§ WRITTEN REQUEST:
In the copy, keep every record exact and leave out all images.

"""

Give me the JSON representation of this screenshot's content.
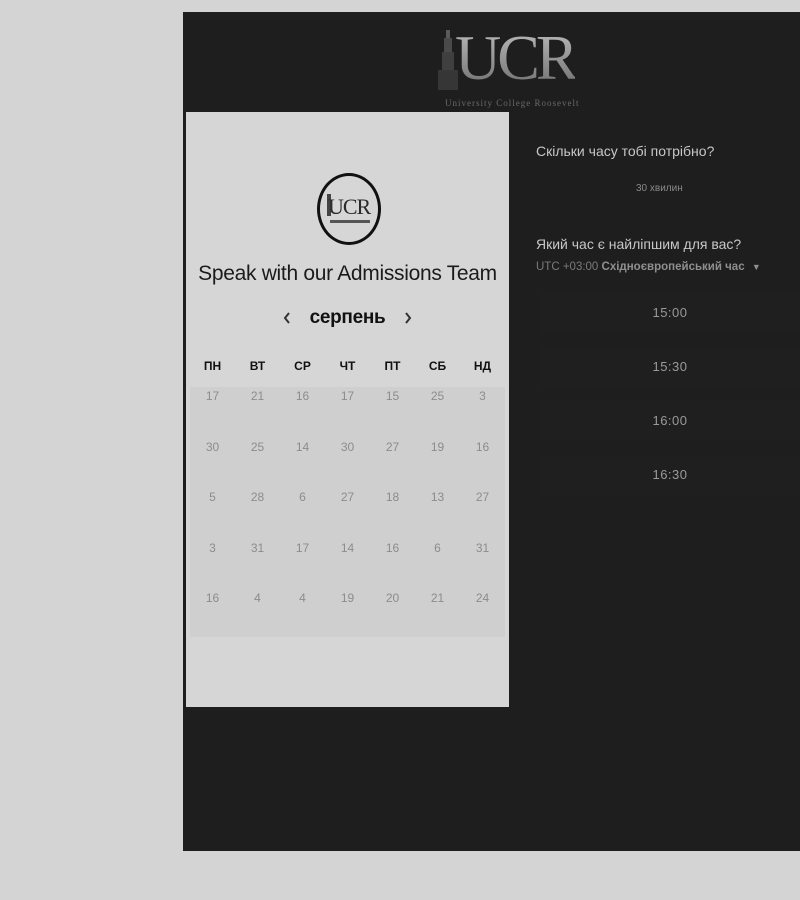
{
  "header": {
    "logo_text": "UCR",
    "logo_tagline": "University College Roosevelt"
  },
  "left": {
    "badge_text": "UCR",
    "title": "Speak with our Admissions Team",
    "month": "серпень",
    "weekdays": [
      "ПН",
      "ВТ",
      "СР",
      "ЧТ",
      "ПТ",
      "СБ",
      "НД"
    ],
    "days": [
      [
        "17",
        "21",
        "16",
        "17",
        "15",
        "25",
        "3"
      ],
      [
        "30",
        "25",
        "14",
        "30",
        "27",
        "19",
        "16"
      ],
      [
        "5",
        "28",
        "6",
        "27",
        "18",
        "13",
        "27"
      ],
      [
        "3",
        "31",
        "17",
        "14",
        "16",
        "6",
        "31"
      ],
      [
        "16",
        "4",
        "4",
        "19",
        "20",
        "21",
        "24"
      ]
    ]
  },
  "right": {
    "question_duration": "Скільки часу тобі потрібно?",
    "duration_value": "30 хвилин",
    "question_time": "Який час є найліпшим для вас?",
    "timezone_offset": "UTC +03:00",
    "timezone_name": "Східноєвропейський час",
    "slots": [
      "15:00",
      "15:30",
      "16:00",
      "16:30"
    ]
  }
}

"""

§ SOLUTION TO THIS EXERCISE:
Give me the JSON representation of this screenshot's content.
{
  "header": {
    "logo_text": "UCR",
    "logo_tagline": "University College Roosevelt"
  },
  "left": {
    "badge_text": "UCR",
    "title": "Speak with our Admissions Team",
    "month": "серпень",
    "weekdays": [
      "ПН",
      "ВТ",
      "СР",
      "ЧТ",
      "ПТ",
      "СБ",
      "НД"
    ],
    "days": [
      [
        "17",
        "21",
        "16",
        "17",
        "15",
        "25",
        "3"
      ],
      [
        "30",
        "25",
        "14",
        "30",
        "27",
        "19",
        "16"
      ],
      [
        "5",
        "28",
        "6",
        "27",
        "18",
        "13",
        "27"
      ],
      [
        "3",
        "31",
        "17",
        "14",
        "16",
        "6",
        "31"
      ],
      [
        "16",
        "4",
        "4",
        "19",
        "20",
        "21",
        "24"
      ]
    ]
  },
  "right": {
    "question_duration": "Скільки часу тобі потрібно?",
    "duration_value": "30 хвилин",
    "question_time": "Який час є найліпшим для вас?",
    "timezone_offset": "UTC +03:00",
    "timezone_name": "Східноєвропейський час",
    "slots": [
      "15:00",
      "15:30",
      "16:00",
      "16:30"
    ]
  }
}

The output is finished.